**DATA FOR THIS EXERCISE**

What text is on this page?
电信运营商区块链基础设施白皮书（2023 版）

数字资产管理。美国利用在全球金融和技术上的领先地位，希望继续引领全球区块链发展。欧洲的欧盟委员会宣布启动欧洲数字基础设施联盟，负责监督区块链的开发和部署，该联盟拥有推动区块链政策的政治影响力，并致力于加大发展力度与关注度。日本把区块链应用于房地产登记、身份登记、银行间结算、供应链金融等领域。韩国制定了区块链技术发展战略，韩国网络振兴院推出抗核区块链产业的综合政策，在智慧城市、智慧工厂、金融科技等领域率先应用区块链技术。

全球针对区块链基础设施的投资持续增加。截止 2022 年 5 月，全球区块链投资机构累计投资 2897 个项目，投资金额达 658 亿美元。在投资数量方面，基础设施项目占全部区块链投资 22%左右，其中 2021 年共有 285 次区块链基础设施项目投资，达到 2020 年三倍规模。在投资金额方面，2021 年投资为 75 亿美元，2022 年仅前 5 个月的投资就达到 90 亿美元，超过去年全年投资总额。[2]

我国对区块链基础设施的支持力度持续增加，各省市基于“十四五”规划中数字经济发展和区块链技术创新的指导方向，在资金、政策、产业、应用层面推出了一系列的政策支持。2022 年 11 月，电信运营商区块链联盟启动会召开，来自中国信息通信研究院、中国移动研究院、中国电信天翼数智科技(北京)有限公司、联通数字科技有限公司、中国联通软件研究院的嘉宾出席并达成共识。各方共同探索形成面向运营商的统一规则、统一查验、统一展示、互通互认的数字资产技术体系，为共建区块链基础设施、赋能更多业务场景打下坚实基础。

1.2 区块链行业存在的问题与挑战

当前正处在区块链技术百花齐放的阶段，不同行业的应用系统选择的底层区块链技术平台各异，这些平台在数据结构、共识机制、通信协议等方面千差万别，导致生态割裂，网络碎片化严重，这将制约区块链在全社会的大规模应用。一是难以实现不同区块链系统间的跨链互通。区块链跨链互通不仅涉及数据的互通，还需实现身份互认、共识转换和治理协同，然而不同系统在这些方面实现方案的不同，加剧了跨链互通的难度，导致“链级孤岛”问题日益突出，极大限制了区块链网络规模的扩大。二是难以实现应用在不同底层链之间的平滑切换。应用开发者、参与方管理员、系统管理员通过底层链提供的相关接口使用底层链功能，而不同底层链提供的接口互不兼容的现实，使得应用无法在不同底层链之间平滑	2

==

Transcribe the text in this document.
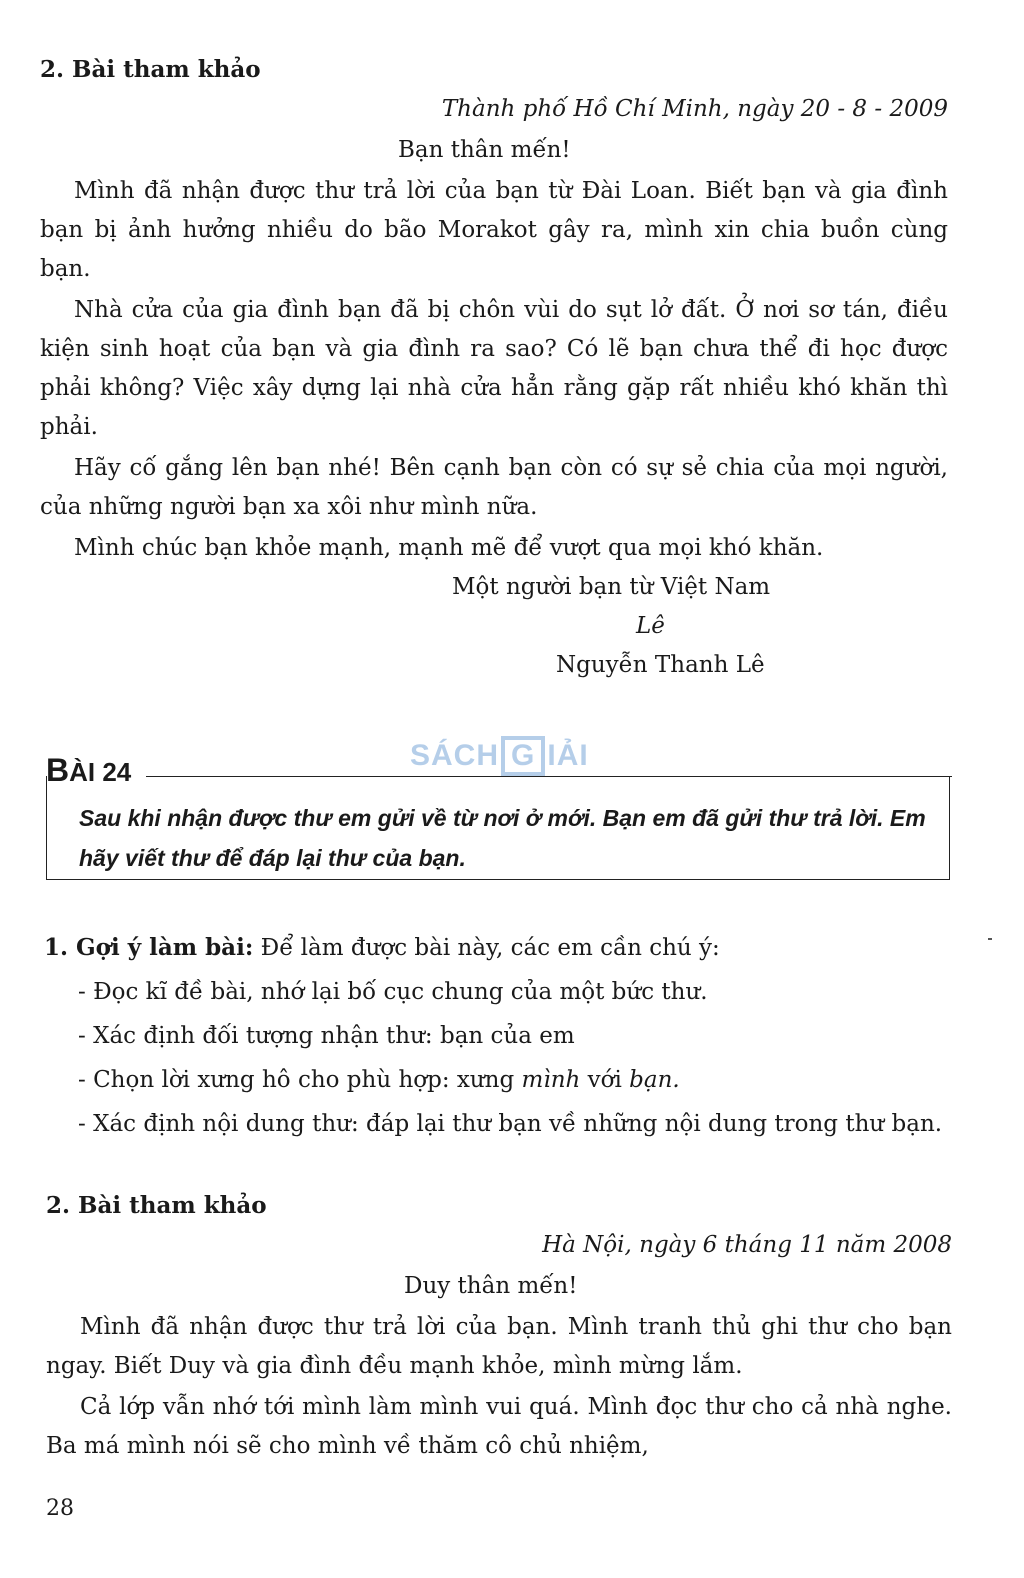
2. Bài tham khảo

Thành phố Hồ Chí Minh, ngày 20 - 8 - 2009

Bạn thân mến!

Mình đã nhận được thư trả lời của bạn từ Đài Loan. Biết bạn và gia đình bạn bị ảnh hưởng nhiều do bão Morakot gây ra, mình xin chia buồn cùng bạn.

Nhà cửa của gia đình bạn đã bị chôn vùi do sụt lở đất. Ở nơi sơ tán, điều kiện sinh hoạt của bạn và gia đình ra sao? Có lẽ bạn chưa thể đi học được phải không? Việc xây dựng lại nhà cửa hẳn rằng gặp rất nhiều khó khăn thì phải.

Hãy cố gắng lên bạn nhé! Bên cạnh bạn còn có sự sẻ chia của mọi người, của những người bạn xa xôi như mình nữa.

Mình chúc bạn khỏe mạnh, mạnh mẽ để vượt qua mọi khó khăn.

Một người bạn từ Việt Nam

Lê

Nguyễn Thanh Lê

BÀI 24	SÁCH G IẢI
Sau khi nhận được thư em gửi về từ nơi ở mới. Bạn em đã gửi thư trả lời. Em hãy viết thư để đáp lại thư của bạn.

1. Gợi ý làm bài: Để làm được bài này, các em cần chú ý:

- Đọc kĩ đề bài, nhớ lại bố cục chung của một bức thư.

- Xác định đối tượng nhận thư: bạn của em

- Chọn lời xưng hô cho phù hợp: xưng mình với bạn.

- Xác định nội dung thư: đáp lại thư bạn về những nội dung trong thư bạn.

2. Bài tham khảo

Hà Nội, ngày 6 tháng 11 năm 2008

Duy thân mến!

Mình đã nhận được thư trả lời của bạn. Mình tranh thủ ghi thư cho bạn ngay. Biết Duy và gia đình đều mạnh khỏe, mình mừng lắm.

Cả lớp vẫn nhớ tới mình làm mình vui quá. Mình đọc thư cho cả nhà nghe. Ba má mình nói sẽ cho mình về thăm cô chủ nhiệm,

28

**WHAT YOU SHOULD DO**
Which lines hold the string "Biết"? Copy all of them from the data above.

**SOLVED PROBLEM**
Mình đã nhận được thư trả lời của bạn từ Đài Loan. Biết bạn và gia đình bạn bị ảnh hưởng nhiều do bão Morakot gây ra, mình xin chia buồn cùng bạn.
Mình đã nhận được thư trả lời của bạn. Mình tranh thủ ghi thư cho bạn ngay. Biết Duy và gia đình đều mạnh khỏe, mình mừng lắm.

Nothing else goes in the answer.